> _MATERIAL PROVIDED_
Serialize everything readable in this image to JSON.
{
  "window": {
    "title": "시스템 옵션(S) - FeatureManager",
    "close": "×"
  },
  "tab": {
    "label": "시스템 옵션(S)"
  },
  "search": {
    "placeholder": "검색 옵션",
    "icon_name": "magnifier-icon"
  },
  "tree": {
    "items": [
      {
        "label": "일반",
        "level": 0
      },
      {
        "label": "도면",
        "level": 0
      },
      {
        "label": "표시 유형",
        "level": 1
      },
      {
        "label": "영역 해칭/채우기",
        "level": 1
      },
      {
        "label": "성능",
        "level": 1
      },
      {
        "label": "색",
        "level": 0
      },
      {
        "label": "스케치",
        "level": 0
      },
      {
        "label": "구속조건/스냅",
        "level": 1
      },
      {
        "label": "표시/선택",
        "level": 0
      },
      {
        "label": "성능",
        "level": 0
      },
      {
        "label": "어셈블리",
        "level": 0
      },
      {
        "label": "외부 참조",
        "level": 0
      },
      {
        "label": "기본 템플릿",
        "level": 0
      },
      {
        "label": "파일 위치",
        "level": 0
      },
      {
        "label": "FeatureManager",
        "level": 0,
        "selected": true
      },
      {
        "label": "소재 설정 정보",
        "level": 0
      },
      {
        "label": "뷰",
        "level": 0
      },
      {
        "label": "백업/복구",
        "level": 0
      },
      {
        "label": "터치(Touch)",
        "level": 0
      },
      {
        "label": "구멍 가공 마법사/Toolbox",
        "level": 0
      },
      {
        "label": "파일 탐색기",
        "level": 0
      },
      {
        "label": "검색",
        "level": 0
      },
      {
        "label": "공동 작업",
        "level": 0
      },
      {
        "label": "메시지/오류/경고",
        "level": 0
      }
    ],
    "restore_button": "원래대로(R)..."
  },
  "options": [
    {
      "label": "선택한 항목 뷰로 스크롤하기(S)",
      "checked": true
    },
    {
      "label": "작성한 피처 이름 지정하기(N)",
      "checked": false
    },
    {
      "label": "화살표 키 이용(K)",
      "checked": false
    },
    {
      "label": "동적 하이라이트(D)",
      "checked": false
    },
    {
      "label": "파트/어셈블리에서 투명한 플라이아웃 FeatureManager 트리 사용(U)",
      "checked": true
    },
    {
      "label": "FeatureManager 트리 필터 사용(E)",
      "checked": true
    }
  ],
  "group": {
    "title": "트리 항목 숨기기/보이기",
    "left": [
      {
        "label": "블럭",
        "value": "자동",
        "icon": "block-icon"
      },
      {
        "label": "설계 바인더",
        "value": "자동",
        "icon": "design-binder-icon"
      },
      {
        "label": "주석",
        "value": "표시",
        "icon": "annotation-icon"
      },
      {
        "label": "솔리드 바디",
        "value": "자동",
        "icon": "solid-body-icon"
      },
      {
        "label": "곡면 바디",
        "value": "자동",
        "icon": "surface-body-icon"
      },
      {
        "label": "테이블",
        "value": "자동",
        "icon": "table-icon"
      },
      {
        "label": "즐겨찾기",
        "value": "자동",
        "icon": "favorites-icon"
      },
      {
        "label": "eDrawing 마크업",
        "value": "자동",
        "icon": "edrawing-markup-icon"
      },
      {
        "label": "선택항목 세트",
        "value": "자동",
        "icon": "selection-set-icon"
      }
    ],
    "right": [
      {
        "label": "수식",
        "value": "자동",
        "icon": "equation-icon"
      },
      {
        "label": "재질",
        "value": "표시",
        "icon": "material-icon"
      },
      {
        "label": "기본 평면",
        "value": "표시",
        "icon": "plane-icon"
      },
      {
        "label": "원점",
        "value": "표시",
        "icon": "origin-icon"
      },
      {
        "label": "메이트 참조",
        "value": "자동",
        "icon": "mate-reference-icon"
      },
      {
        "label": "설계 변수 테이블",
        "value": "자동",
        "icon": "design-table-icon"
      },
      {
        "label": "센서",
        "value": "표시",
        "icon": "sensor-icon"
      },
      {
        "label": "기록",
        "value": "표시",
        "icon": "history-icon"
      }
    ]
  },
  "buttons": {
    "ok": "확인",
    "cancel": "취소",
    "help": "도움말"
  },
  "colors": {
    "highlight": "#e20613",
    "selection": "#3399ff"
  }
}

> _DIRECTIVE_
Reproduce every record above exactly as it appears.

> _TASK RESULT_
Serialize everything readable in this image to JSON.
{
  "window": {
    "title": "시스템 옵션(S) - FeatureManager",
    "close": "×"
  },
  "tab": {
    "label": "시스템 옵션(S)"
  },
  "search": {
    "placeholder": "검색 옵션",
    "icon_name": "magnifier-icon"
  },
  "tree": {
    "items": [
      {
        "label": "일반",
        "level": 0
      },
      {
        "label": "도면",
        "level": 0
      },
      {
        "label": "표시 유형",
        "level": 1
      },
      {
        "label": "영역 해칭/채우기",
        "level": 1
      },
      {
        "label": "성능",
        "level": 1
      },
      {
        "label": "색",
        "level": 0
      },
      {
        "label": "스케치",
        "level": 0
      },
      {
        "label": "구속조건/스냅",
        "level": 1
      },
      {
        "label": "표시/선택",
        "level": 0
      },
      {
        "label": "성능",
        "level": 0
      },
      {
        "label": "어셈블리",
        "level": 0
      },
      {
        "label": "외부 참조",
        "level": 0
      },
      {
        "label": "기본 템플릿",
        "level": 0
      },
      {
        "label": "파일 위치",
        "level": 0
      },
      {
        "label": "FeatureManager",
        "level": 0,
        "selected": true
      },
      {
        "label": "소재 설정 정보",
        "level": 0
      },
      {
        "label": "뷰",
        "level": 0
      },
      {
        "label": "백업/복구",
        "level": 0
      },
      {
        "label": "터치(Touch)",
        "level": 0
      },
      {
        "label": "구멍 가공 마법사/Toolbox",
        "level": 0
      },
      {
        "label": "파일 탐색기",
        "level": 0
      },
      {
        "label": "검색",
        "level": 0
      },
      {
        "label": "공동 작업",
        "level": 0
      },
      {
        "label": "메시지/오류/경고",
        "level": 0
      }
    ],
    "restore_button": "원래대로(R)..."
  },
  "options": [
    {
      "label": "선택한 항목 뷰로 스크롤하기(S)",
      "checked": true
    },
    {
      "label": "작성한 피처 이름 지정하기(N)",
      "checked": false
    },
    {
      "label": "화살표 키 이용(K)",
      "checked": false
    },
    {
      "label": "동적 하이라이트(D)",
      "checked": false
    },
    {
      "label": "파트/어셈블리에서 투명한 플라이아웃 FeatureManager 트리 사용(U)",
      "checked": true
    },
    {
      "label": "FeatureManager 트리 필터 사용(E)",
      "checked": true
    }
  ],
  "group": {
    "title": "트리 항목 숨기기/보이기",
    "left": [
      {
        "label": "블럭",
        "value": "자동",
        "icon": "block-icon"
      },
      {
        "label": "설계 바인더",
        "value": "자동",
        "icon": "design-binder-icon"
      },
      {
        "label": "주석",
        "value": "표시",
        "icon": "annotation-icon"
      },
      {
        "label": "솔리드 바디",
        "value": "자동",
        "icon": "solid-body-icon"
      },
      {
        "label": "곡면 바디",
        "value": "자동",
        "icon": "surface-body-icon"
      },
      {
        "label": "테이블",
        "value": "자동",
        "icon": "table-icon"
      },
      {
        "label": "즐겨찾기",
        "value": "자동",
        "icon": "favorites-icon"
      },
      {
        "label": "eDrawing 마크업",
        "value": "자동",
        "icon": "edrawing-markup-icon"
      },
      {
        "label": "선택항목 세트",
        "value": "자동",
        "icon": "selection-set-icon"
      }
    ],
    "right": [
      {
        "label": "수식",
        "value": "자동",
        "icon": "equation-icon"
      },
      {
        "label": "재질",
        "value": "표시",
        "icon": "material-icon"
      },
      {
        "label": "기본 평면",
        "value": "표시",
        "icon": "plane-icon"
      },
      {
        "label": "원점",
        "value": "표시",
        "icon": "origin-icon"
      },
      {
        "label": "메이트 참조",
        "value": "자동",
        "icon": "mate-reference-icon"
      },
      {
        "label": "설계 변수 테이블",
        "value": "자동",
        "icon": "design-table-icon"
      },
      {
        "label": "센서",
        "value": "표시",
        "icon": "sensor-icon"
      },
      {
        "label": "기록",
        "value": "표시",
        "icon": "history-icon"
      }
    ]
  },
  "buttons": {
    "ok": "확인",
    "cancel": "취소",
    "help": "도움말"
  },
  "colors": {
    "highlight": "#e20613",
    "selection": "#3399ff"
  }
}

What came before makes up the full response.